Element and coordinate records

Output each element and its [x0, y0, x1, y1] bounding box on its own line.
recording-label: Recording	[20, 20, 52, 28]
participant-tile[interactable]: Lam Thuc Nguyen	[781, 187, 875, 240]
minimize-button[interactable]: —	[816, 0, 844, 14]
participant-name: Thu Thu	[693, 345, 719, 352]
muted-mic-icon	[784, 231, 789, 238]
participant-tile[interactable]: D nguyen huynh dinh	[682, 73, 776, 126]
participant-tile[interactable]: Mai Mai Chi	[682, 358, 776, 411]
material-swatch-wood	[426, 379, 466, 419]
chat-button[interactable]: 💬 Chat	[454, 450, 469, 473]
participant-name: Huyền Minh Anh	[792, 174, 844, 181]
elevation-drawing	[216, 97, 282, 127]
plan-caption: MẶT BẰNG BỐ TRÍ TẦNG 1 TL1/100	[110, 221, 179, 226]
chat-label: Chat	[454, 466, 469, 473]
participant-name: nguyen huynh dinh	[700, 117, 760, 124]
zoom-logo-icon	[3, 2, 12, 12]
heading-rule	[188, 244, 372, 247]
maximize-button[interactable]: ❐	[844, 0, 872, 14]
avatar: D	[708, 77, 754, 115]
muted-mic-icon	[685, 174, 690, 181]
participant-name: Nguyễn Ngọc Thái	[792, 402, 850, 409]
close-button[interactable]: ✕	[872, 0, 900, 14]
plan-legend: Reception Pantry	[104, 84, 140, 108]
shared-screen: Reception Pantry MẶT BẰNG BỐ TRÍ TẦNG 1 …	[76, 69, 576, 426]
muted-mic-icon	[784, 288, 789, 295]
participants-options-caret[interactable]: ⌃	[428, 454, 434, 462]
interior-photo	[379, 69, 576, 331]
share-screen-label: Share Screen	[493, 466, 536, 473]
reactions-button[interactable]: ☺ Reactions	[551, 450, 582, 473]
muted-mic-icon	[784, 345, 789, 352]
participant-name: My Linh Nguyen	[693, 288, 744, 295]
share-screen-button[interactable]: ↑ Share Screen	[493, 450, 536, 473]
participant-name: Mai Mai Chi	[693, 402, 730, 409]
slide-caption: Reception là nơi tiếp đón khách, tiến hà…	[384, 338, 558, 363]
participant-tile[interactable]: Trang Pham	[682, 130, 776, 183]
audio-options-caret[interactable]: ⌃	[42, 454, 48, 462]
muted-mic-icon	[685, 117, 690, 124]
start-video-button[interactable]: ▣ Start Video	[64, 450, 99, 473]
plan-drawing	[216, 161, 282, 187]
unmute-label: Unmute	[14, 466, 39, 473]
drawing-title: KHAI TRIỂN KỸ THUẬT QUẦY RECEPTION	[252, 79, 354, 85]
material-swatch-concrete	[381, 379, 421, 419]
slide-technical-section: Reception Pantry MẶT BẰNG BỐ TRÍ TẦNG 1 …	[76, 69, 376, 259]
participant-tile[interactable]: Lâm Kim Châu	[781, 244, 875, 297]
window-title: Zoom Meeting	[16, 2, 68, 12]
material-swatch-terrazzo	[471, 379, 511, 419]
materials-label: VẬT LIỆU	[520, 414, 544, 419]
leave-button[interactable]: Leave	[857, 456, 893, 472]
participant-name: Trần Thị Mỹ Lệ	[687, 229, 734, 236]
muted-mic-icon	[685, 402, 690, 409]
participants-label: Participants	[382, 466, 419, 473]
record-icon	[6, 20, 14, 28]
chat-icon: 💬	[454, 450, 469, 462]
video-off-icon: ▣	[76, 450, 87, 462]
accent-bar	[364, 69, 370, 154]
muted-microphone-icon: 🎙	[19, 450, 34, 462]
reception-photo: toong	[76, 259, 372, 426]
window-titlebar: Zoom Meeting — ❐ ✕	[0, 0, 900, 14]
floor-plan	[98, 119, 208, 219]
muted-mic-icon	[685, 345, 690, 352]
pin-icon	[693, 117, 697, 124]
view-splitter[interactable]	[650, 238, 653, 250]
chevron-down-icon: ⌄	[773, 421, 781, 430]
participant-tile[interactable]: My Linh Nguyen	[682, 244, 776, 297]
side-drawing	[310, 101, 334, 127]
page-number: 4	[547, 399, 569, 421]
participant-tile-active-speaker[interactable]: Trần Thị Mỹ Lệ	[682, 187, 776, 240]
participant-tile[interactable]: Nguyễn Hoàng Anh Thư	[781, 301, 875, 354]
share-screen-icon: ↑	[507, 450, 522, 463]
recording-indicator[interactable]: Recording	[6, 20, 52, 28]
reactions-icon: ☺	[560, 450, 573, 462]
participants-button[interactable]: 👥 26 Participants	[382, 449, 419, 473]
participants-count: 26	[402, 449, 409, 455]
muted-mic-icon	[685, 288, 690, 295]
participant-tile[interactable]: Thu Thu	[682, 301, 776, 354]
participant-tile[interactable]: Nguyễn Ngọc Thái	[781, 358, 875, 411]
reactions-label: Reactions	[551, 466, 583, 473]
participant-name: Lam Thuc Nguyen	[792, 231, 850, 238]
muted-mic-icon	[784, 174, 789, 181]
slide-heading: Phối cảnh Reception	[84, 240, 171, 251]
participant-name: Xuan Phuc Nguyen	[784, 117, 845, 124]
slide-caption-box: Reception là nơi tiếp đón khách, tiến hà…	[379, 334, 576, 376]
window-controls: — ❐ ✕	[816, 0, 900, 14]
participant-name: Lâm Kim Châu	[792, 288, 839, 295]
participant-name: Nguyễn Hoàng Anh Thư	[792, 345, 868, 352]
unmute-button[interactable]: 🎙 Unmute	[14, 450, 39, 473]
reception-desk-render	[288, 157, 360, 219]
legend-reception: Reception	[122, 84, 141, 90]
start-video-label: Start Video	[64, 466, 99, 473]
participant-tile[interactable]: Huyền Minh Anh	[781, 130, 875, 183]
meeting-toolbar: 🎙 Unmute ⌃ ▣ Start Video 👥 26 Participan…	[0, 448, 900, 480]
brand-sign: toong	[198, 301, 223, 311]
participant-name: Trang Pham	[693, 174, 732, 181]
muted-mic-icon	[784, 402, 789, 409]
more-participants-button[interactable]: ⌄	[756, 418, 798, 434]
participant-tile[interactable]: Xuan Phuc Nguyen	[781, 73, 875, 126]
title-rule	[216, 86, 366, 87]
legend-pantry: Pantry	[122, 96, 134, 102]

### REQUIRED TASK
Reproduce all of the rows above, swapping every occurrence of "muted-mic-icon" for "mic-off-icon" and leaving everything else unchanged.

### SOLVED EXERCISE
Output each element and its [x0, y0, x1, y1] bounding box on its own line.
recording-label: Recording	[20, 20, 52, 28]
participant-tile[interactable]: Lam Thuc Nguyen	[781, 187, 875, 240]
minimize-button[interactable]: —	[816, 0, 844, 14]
participant-name: Thu Thu	[693, 345, 719, 352]
mic-off-icon	[784, 231, 789, 238]
participant-tile[interactable]: D nguyen huynh dinh	[682, 73, 776, 126]
participant-tile[interactable]: Mai Mai Chi	[682, 358, 776, 411]
material-swatch-wood	[426, 379, 466, 419]
chat-button[interactable]: 💬 Chat	[454, 450, 469, 473]
participant-name: Huyền Minh Anh	[792, 174, 844, 181]
elevation-drawing	[216, 97, 282, 127]
plan-caption: MẶT BẰNG BỐ TRÍ TẦNG 1 TL1/100	[110, 221, 179, 226]
chat-label: Chat	[454, 466, 469, 473]
participant-name: nguyen huynh dinh	[700, 117, 760, 124]
zoom-logo-icon	[3, 2, 12, 12]
heading-rule	[188, 244, 372, 247]
maximize-button[interactable]: ❐	[844, 0, 872, 14]
avatar: D	[708, 77, 754, 115]
mic-off-icon	[685, 174, 690, 181]
participant-name: Nguyễn Ngọc Thái	[792, 402, 850, 409]
close-button[interactable]: ✕	[872, 0, 900, 14]
plan-legend: Reception Pantry	[104, 84, 140, 108]
shared-screen: Reception Pantry MẶT BẰNG BỐ TRÍ TẦNG 1 …	[76, 69, 576, 426]
mic-off-icon	[784, 288, 789, 295]
participants-options-caret[interactable]: ⌃	[428, 454, 434, 462]
interior-photo	[379, 69, 576, 331]
share-screen-label: Share Screen	[493, 466, 536, 473]
reactions-button[interactable]: ☺ Reactions	[551, 450, 582, 473]
mic-off-icon	[784, 345, 789, 352]
participant-name: My Linh Nguyen	[693, 288, 744, 295]
share-screen-button[interactable]: ↑ Share Screen	[493, 450, 536, 473]
participant-name: Mai Mai Chi	[693, 402, 730, 409]
slide-caption: Reception là nơi tiếp đón khách, tiến hà…	[384, 338, 558, 363]
participant-tile[interactable]: Trang Pham	[682, 130, 776, 183]
audio-options-caret[interactable]: ⌃	[42, 454, 48, 462]
mic-off-icon	[685, 117, 690, 124]
start-video-button[interactable]: ▣ Start Video	[64, 450, 99, 473]
plan-drawing	[216, 161, 282, 187]
unmute-label: Unmute	[14, 466, 39, 473]
drawing-title: KHAI TRIỂN KỸ THUẬT QUẦY RECEPTION	[252, 79, 354, 85]
material-swatch-concrete	[381, 379, 421, 419]
slide-technical-section: Reception Pantry MẶT BẰNG BỐ TRÍ TẦNG 1 …	[76, 69, 376, 259]
participant-tile[interactable]: Lâm Kim Châu	[781, 244, 875, 297]
window-title: Zoom Meeting	[16, 2, 68, 12]
material-swatch-terrazzo	[471, 379, 511, 419]
materials-label: VẬT LIỆU	[520, 414, 544, 419]
leave-button[interactable]: Leave	[857, 456, 893, 472]
participant-name: Trần Thị Mỹ Lệ	[687, 229, 734, 236]
mic-off-icon	[685, 402, 690, 409]
participants-label: Participants	[382, 466, 419, 473]
record-icon	[6, 20, 14, 28]
chat-icon: 💬	[454, 450, 469, 462]
video-off-icon: ▣	[76, 450, 87, 462]
accent-bar	[364, 69, 370, 154]
muted-microphone-icon: 🎙	[19, 450, 34, 462]
reception-photo: toong	[76, 259, 372, 426]
window-titlebar: Zoom Meeting — ❐ ✕	[0, 0, 900, 14]
floor-plan	[98, 119, 208, 219]
mic-off-icon	[685, 345, 690, 352]
pin-icon	[693, 117, 697, 124]
view-splitter[interactable]	[650, 238, 653, 250]
chevron-down-icon: ⌄	[773, 421, 781, 430]
participant-tile[interactable]: My Linh Nguyen	[682, 244, 776, 297]
side-drawing	[310, 101, 334, 127]
page-number: 4	[547, 399, 569, 421]
participant-tile-active-speaker[interactable]: Trần Thị Mỹ Lệ	[682, 187, 776, 240]
participant-tile[interactable]: Nguyễn Hoàng Anh Thư	[781, 301, 875, 354]
share-screen-icon: ↑	[507, 450, 522, 463]
recording-indicator[interactable]: Recording	[6, 20, 52, 28]
reactions-icon: ☺	[560, 450, 573, 462]
participants-button[interactable]: 👥 26 Participants	[382, 449, 419, 473]
participants-count: 26	[402, 449, 409, 455]
mic-off-icon	[685, 288, 690, 295]
participant-tile[interactable]: Thu Thu	[682, 301, 776, 354]
participant-tile[interactable]: Nguyễn Ngọc Thái	[781, 358, 875, 411]
reactions-label: Reactions	[551, 466, 583, 473]
participant-name: Lam Thuc Nguyen	[792, 231, 850, 238]
mic-off-icon	[784, 174, 789, 181]
slide-heading: Phối cảnh Reception	[84, 240, 171, 251]
participant-name: Xuan Phuc Nguyen	[784, 117, 845, 124]
slide-caption-box: Reception là nơi tiếp đón khách, tiến hà…	[379, 334, 576, 376]
window-controls: — ❐ ✕	[816, 0, 900, 14]
participant-name: Lâm Kim Châu	[792, 288, 839, 295]
participant-name: Nguyễn Hoàng Anh Thư	[792, 345, 868, 352]
unmute-button[interactable]: 🎙 Unmute	[14, 450, 39, 473]
reception-desk-render	[288, 157, 360, 219]
legend-reception: Reception	[122, 84, 141, 90]
start-video-label: Start Video	[64, 466, 99, 473]
participant-tile[interactable]: Huyền Minh Anh	[781, 130, 875, 183]
meeting-toolbar: 🎙 Unmute ⌃ ▣ Start Video 👥 26 Participan…	[0, 448, 900, 480]
brand-sign: toong	[198, 301, 223, 311]
participant-name: Trang Pham	[693, 174, 732, 181]
mic-off-icon	[784, 402, 789, 409]
more-participants-button[interactable]: ⌄	[756, 418, 798, 434]
participant-tile[interactable]: Xuan Phuc Nguyen	[781, 73, 875, 126]
title-rule	[216, 86, 366, 87]
legend-pantry: Pantry	[122, 96, 134, 102]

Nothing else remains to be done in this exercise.